Task requirements: Collect all lines from the listing that include the string "countenance".

Dataset items:
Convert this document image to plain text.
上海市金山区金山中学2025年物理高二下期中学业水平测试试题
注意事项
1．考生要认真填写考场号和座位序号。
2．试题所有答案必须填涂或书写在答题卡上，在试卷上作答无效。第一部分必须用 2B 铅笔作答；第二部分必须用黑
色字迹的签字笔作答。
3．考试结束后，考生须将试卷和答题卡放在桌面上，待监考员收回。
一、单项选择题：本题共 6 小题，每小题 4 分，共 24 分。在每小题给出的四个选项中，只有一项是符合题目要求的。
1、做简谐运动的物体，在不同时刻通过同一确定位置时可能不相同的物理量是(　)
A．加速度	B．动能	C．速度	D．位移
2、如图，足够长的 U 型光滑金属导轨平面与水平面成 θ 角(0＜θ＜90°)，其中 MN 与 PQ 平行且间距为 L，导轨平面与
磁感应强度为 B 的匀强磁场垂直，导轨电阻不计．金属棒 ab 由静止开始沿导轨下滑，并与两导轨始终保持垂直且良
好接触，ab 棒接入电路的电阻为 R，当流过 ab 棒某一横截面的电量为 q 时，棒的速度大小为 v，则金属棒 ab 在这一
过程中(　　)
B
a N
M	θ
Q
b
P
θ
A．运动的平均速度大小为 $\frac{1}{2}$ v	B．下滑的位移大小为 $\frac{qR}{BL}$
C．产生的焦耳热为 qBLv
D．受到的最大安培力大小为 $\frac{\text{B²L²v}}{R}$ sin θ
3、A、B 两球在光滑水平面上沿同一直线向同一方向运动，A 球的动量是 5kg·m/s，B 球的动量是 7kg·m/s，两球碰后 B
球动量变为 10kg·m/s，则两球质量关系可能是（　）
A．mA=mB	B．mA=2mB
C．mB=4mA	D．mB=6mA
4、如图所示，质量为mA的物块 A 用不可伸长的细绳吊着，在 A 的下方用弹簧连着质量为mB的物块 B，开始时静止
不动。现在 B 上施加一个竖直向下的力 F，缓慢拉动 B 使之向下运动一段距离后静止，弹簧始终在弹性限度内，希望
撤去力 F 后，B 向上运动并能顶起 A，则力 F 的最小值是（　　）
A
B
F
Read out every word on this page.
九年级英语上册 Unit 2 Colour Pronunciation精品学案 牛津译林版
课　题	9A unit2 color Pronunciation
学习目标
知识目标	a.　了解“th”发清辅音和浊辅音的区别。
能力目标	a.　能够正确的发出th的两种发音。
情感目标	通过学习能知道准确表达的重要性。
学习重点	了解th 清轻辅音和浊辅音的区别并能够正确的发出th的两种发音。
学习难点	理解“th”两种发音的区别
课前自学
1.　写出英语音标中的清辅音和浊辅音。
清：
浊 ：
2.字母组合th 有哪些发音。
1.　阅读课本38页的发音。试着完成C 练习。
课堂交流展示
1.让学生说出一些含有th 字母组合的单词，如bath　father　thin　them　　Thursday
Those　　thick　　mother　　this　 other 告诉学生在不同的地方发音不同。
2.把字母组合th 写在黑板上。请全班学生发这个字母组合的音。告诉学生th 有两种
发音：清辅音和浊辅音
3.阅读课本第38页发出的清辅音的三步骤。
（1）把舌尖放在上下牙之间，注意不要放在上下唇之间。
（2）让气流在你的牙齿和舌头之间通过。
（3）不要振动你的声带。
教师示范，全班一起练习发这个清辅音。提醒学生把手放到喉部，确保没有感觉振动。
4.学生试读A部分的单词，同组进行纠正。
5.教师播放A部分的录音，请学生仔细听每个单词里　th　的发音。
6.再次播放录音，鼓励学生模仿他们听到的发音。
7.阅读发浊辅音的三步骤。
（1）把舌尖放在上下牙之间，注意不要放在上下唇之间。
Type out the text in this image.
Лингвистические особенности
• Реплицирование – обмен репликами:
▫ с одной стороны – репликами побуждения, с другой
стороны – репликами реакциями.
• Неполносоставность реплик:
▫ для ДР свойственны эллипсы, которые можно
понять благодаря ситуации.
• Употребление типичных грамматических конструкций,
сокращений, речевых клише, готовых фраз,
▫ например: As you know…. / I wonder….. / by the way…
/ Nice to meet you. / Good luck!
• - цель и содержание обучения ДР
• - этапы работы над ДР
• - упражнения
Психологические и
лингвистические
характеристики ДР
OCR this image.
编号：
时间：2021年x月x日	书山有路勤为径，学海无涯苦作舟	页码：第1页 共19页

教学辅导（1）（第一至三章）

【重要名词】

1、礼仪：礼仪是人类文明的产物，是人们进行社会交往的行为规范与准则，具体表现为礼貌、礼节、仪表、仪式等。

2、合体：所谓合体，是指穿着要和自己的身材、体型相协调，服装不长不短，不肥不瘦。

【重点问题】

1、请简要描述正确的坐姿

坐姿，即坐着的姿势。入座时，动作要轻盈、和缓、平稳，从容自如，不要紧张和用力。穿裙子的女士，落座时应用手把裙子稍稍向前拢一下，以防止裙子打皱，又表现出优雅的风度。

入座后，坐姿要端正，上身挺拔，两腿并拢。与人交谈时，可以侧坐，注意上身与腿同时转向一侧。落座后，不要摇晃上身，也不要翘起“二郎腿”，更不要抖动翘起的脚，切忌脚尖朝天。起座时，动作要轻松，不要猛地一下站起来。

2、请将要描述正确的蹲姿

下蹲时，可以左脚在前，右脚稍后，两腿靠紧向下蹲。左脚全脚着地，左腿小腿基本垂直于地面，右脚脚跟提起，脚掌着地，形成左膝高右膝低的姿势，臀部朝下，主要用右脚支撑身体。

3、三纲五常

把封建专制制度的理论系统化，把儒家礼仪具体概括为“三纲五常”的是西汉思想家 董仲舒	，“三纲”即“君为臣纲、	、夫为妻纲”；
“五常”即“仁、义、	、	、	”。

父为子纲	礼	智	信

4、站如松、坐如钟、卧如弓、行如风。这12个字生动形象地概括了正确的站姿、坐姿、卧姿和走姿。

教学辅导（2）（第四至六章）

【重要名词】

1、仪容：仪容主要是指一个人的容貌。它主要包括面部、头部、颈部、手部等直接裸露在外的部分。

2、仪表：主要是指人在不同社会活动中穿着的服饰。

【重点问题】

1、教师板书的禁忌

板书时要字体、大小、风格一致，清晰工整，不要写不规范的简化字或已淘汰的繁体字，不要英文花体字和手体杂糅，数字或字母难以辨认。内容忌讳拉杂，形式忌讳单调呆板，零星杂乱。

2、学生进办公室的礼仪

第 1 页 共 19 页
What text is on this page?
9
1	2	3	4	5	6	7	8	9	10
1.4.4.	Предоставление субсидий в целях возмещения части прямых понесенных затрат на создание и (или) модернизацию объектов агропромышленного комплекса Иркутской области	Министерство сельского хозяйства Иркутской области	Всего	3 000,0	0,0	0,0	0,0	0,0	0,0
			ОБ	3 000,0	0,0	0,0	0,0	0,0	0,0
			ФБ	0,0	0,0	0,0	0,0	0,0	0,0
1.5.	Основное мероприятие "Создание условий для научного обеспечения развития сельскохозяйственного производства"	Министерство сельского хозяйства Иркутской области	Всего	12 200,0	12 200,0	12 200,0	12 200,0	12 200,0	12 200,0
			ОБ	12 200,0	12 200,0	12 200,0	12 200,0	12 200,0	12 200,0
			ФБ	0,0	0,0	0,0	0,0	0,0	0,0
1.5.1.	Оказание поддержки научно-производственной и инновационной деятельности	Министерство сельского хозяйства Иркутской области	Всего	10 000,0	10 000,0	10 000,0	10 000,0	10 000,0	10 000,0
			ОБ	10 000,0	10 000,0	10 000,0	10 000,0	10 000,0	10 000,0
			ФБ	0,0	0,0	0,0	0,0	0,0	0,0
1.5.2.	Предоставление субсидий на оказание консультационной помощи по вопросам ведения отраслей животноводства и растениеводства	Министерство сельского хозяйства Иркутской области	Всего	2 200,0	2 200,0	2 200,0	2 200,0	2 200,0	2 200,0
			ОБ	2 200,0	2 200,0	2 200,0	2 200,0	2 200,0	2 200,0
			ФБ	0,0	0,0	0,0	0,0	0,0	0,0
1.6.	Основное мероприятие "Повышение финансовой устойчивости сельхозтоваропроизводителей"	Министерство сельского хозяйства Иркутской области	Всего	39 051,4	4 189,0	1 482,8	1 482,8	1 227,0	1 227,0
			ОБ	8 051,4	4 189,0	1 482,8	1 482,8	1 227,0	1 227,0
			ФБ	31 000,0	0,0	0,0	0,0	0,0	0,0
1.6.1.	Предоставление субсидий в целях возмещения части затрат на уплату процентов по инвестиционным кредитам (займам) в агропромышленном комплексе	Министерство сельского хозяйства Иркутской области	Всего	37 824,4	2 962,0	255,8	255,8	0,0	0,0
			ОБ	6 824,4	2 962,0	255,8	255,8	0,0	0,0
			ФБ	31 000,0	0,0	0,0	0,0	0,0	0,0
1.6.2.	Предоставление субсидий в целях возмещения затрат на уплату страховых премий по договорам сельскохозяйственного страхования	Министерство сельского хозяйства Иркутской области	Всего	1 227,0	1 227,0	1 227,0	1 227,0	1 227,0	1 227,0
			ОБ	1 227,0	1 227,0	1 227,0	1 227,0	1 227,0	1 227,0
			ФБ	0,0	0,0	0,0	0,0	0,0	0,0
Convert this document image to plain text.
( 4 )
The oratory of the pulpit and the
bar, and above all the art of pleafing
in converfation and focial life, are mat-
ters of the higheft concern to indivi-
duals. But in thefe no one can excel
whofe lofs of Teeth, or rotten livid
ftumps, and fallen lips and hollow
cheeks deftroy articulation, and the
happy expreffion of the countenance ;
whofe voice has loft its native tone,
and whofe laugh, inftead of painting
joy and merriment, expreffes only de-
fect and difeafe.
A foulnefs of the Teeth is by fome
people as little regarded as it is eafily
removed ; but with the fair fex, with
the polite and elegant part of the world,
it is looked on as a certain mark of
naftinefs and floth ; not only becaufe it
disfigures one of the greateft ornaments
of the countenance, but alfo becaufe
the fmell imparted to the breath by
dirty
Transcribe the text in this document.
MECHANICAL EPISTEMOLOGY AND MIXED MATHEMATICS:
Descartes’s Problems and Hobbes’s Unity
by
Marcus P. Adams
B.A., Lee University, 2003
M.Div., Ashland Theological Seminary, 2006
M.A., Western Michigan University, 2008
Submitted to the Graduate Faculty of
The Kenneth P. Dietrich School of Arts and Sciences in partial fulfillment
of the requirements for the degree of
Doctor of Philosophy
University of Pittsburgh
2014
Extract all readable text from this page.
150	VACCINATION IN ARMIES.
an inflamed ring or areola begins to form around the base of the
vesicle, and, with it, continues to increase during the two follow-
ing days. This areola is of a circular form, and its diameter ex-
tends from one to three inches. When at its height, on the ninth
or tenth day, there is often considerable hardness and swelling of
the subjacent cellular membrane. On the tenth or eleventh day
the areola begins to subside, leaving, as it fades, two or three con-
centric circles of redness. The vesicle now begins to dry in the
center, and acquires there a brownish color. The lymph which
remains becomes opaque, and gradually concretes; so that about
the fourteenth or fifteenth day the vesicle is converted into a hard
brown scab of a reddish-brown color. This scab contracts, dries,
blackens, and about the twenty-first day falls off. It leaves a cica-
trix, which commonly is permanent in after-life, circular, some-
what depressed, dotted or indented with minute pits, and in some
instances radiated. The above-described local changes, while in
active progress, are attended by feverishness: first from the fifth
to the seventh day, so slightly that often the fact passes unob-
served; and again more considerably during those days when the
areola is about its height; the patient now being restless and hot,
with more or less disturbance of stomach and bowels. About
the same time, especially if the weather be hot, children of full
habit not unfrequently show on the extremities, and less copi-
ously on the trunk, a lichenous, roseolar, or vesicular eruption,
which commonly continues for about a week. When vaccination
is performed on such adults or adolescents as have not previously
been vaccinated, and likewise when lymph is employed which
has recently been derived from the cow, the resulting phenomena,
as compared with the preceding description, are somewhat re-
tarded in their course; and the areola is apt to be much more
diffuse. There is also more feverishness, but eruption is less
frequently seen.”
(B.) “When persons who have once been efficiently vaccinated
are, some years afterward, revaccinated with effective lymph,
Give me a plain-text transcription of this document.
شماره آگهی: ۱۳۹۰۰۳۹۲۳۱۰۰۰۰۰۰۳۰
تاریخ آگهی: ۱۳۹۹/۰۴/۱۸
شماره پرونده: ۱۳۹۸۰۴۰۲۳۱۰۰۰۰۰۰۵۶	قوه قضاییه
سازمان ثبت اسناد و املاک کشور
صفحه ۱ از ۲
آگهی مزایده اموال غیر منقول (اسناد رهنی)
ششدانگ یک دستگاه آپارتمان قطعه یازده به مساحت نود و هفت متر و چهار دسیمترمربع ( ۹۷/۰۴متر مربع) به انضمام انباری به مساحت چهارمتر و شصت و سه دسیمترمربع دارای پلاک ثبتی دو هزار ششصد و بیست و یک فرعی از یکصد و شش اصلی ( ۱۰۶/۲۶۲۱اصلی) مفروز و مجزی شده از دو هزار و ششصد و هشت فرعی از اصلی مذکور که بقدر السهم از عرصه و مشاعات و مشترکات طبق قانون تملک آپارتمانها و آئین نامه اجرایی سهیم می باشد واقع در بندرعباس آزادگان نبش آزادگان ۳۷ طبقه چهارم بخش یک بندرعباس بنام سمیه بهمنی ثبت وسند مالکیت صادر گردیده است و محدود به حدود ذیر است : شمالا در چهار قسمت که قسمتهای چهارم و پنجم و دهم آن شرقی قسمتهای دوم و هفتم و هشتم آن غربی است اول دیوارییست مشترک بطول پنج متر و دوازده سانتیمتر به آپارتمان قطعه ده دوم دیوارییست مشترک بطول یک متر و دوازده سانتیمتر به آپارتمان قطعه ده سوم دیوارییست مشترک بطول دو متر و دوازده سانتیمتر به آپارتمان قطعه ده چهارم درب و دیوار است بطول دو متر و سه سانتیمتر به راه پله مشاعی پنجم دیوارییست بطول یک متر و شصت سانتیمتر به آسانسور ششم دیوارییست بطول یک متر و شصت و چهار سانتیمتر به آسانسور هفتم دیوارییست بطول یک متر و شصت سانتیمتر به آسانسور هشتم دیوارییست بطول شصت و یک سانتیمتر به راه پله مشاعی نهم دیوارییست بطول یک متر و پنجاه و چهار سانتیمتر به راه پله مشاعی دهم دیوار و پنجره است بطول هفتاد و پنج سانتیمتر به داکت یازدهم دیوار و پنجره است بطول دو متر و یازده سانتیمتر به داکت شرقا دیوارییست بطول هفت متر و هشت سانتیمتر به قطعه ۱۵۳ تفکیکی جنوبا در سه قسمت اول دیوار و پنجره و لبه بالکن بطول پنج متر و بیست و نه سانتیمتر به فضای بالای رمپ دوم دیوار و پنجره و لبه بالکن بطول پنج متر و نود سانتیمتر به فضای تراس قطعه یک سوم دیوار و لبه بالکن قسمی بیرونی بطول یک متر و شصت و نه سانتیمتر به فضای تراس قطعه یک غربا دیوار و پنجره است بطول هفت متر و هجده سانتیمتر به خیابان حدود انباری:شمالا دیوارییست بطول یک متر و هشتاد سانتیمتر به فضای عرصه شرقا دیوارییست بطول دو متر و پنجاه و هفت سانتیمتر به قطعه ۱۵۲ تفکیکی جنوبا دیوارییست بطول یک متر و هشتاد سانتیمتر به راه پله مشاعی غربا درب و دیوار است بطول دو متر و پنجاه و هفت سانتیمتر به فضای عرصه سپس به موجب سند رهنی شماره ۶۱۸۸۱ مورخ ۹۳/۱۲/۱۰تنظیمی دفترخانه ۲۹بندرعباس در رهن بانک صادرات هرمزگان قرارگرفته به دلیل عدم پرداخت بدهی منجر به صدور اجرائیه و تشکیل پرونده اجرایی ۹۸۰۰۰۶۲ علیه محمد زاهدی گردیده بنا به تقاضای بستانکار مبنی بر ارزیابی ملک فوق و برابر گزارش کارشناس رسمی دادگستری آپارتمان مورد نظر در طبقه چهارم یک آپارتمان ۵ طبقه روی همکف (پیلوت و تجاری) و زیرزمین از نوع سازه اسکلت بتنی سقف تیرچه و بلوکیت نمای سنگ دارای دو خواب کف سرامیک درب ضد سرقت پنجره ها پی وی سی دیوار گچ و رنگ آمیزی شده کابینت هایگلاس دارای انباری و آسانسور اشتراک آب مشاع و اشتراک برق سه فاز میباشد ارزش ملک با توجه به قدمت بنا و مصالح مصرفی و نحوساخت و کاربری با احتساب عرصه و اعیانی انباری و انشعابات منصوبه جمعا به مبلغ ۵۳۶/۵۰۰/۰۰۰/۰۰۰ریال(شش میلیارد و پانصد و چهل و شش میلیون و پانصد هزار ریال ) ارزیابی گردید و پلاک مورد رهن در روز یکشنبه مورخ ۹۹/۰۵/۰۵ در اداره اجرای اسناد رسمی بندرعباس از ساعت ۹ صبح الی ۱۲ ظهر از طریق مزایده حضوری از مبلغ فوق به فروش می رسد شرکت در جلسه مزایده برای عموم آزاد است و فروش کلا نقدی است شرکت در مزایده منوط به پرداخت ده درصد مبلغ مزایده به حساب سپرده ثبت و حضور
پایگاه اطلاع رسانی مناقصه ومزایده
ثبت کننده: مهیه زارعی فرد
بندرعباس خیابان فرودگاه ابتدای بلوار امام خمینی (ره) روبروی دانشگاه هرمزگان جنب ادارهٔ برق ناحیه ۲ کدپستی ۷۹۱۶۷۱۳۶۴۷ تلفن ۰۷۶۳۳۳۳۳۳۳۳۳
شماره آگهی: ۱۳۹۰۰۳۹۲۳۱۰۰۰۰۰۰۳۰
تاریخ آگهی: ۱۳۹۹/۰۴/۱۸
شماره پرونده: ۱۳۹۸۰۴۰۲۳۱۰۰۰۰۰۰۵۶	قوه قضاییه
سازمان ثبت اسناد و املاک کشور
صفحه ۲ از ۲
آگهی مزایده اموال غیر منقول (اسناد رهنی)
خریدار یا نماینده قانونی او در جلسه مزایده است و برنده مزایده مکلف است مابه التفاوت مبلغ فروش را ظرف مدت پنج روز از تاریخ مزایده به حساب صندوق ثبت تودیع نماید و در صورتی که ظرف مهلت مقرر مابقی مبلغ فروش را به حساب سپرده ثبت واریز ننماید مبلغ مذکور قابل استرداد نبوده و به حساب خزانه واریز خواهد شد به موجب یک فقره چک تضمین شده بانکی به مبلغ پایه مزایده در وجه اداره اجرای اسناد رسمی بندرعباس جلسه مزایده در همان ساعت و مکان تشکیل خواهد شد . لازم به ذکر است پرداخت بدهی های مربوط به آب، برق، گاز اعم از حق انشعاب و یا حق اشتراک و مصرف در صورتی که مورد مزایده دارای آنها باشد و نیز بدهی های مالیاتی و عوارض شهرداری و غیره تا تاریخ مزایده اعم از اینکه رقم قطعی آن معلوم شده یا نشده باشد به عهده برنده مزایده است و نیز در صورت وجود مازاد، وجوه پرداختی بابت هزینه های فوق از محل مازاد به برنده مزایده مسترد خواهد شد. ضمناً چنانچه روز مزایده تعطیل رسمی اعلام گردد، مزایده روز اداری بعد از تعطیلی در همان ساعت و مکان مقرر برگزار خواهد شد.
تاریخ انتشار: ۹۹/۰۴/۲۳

Answer to this task:
happy expreffion of the countenance ;
of the countenance, but alfo becaufe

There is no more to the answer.